** What is being asked **
The records below are to be copied word for word, with every picture left out.

** Supplied material **
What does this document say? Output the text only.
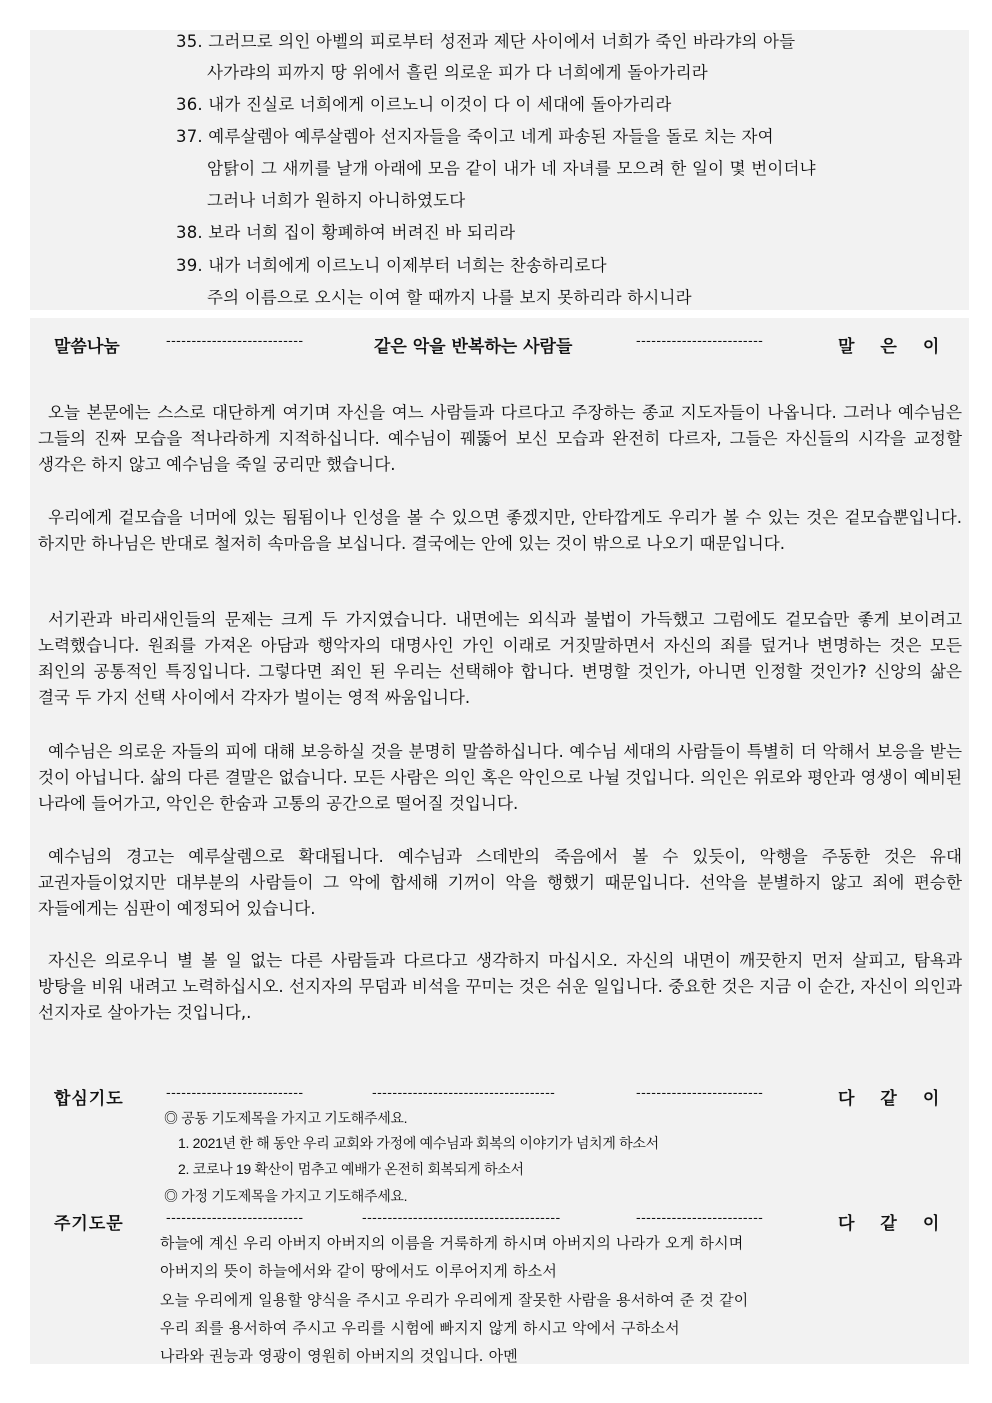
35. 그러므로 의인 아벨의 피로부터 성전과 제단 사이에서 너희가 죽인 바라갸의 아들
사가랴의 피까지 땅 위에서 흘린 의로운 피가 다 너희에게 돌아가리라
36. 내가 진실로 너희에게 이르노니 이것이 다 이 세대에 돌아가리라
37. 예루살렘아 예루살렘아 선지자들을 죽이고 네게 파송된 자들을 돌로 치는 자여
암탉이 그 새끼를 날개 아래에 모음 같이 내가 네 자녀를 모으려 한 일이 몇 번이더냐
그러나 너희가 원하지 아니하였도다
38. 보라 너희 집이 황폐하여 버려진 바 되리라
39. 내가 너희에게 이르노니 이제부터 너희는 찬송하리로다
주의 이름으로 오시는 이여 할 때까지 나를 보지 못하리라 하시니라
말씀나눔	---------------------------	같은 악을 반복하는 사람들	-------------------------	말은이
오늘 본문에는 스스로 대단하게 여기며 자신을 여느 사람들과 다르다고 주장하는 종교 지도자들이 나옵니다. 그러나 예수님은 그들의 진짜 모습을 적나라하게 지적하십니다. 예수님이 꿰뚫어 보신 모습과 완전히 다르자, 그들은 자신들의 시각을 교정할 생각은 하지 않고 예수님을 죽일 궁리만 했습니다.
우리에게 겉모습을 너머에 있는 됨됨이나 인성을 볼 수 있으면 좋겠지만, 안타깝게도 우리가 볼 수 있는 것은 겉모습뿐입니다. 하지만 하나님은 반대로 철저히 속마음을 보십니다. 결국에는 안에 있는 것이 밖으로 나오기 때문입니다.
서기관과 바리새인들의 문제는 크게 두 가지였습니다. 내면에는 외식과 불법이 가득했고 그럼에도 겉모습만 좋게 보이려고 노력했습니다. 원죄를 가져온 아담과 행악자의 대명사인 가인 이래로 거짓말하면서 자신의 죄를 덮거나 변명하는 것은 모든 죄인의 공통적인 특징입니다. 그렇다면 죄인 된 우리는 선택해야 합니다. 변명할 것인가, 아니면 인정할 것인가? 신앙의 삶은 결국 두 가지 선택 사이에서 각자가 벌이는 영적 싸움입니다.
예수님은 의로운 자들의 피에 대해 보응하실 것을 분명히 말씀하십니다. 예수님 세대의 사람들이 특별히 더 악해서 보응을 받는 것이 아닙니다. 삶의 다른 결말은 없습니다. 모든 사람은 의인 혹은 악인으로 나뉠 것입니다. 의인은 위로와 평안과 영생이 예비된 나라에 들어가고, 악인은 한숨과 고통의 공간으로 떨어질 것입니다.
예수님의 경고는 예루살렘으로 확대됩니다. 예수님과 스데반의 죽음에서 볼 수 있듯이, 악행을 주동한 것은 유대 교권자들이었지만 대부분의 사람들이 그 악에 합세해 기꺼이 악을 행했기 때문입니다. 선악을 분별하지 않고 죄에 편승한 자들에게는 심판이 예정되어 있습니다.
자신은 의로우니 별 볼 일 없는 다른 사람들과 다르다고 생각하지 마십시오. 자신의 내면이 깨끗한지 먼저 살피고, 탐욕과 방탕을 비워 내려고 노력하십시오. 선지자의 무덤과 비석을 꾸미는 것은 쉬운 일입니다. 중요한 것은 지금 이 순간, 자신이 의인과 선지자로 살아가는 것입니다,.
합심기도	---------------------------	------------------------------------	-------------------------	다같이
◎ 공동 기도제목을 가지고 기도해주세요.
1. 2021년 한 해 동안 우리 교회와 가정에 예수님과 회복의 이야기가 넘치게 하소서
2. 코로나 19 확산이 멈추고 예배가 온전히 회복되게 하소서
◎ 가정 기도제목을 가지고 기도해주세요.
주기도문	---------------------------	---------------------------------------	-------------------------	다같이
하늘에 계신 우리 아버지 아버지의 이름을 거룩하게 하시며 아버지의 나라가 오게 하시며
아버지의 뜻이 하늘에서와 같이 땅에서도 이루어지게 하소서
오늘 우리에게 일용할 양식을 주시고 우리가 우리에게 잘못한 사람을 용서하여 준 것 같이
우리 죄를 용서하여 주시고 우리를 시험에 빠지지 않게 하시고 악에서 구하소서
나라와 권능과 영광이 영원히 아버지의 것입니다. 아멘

** Exercise solution **
What does this document say? Output the text only.
35. 그러므로 의인 아벨의 피로부터 성전과 제단 사이에서 너희가 죽인 바라갸의 아들
사가랴의 피까지 땅 위에서 흘린 의로운 피가 다 너희에게 돌아가리라
36. 내가 진실로 너희에게 이르노니 이것이 다 이 세대에 돌아가리라
37. 예루살렘아 예루살렘아 선지자들을 죽이고 네게 파송된 자들을 돌로 치는 자여
암탉이 그 새끼를 날개 아래에 모음 같이 내가 네 자녀를 모으려 한 일이 몇 번이더냐
그러나 너희가 원하지 아니하였도다
38. 보라 너희 집이 황폐하여 버려진 바 되리라
39. 내가 너희에게 이르노니 이제부터 너희는 찬송하리로다
주의 이름으로 오시는 이여 할 때까지 나를 보지 못하리라 하시니라
말씀나눔	---------------------------	같은 악을 반복하는 사람들	-------------------------	말은이
오늘 본문에는 스스로 대단하게 여기며 자신을 여느 사람들과 다르다고 주장하는 종교 지도자들이 나옵니다. 그러나 예수님은 그들의 진짜 모습을 적나라하게 지적하십니다. 예수님이 꿰뚫어 보신 모습과 완전히 다르자, 그들은 자신들의 시각을 교정할 생각은 하지 않고 예수님을 죽일 궁리만 했습니다.
우리에게 겉모습을 너머에 있는 됨됨이나 인성을 볼 수 있으면 좋겠지만, 안타깝게도 우리가 볼 수 있는 것은 겉모습뿐입니다. 하지만 하나님은 반대로 철저히 속마음을 보십니다. 결국에는 안에 있는 것이 밖으로 나오기 때문입니다.
서기관과 바리새인들의 문제는 크게 두 가지였습니다. 내면에는 외식과 불법이 가득했고 그럼에도 겉모습만 좋게 보이려고 노력했습니다. 원죄를 가져온 아담과 행악자의 대명사인 가인 이래로 거짓말하면서 자신의 죄를 덮거나 변명하는 것은 모든 죄인의 공통적인 특징입니다. 그렇다면 죄인 된 우리는 선택해야 합니다. 변명할 것인가, 아니면 인정할 것인가? 신앙의 삶은 결국 두 가지 선택 사이에서 각자가 벌이는 영적 싸움입니다.
예수님은 의로운 자들의 피에 대해 보응하실 것을 분명히 말씀하십니다. 예수님 세대의 사람들이 특별히 더 악해서 보응을 받는 것이 아닙니다. 삶의 다른 결말은 없습니다. 모든 사람은 의인 혹은 악인으로 나뉠 것입니다. 의인은 위로와 평안과 영생이 예비된 나라에 들어가고, 악인은 한숨과 고통의 공간으로 떨어질 것입니다.
예수님의 경고는 예루살렘으로 확대됩니다. 예수님과 스데반의 죽음에서 볼 수 있듯이, 악행을 주동한 것은 유대 교권자들이었지만 대부분의 사람들이 그 악에 합세해 기꺼이 악을 행했기 때문입니다. 선악을 분별하지 않고 죄에 편승한 자들에게는 심판이 예정되어 있습니다.
자신은 의로우니 별 볼 일 없는 다른 사람들과 다르다고 생각하지 마십시오. 자신의 내면이 깨끗한지 먼저 살피고, 탐욕과 방탕을 비워 내려고 노력하십시오. 선지자의 무덤과 비석을 꾸미는 것은 쉬운 일입니다. 중요한 것은 지금 이 순간, 자신이 의인과 선지자로 살아가는 것입니다,.
합심기도	---------------------------	------------------------------------	-------------------------	다같이
◎ 공동 기도제목을 가지고 기도해주세요.
1. 2021년 한 해 동안 우리 교회와 가정에 예수님과 회복의 이야기가 넘치게 하소서
2. 코로나 19 확산이 멈추고 예배가 온전히 회복되게 하소서
◎ 가정 기도제목을 가지고 기도해주세요.
주기도문	---------------------------	---------------------------------------	-------------------------	다같이
하늘에 계신 우리 아버지 아버지의 이름을 거룩하게 하시며 아버지의 나라가 오게 하시며
아버지의 뜻이 하늘에서와 같이 땅에서도 이루어지게 하소서
오늘 우리에게 일용할 양식을 주시고 우리가 우리에게 잘못한 사람을 용서하여 준 것 같이
우리 죄를 용서하여 주시고 우리를 시험에 빠지지 않게 하시고 악에서 구하소서
나라와 권능과 영광이 영원히 아버지의 것입니다. 아멘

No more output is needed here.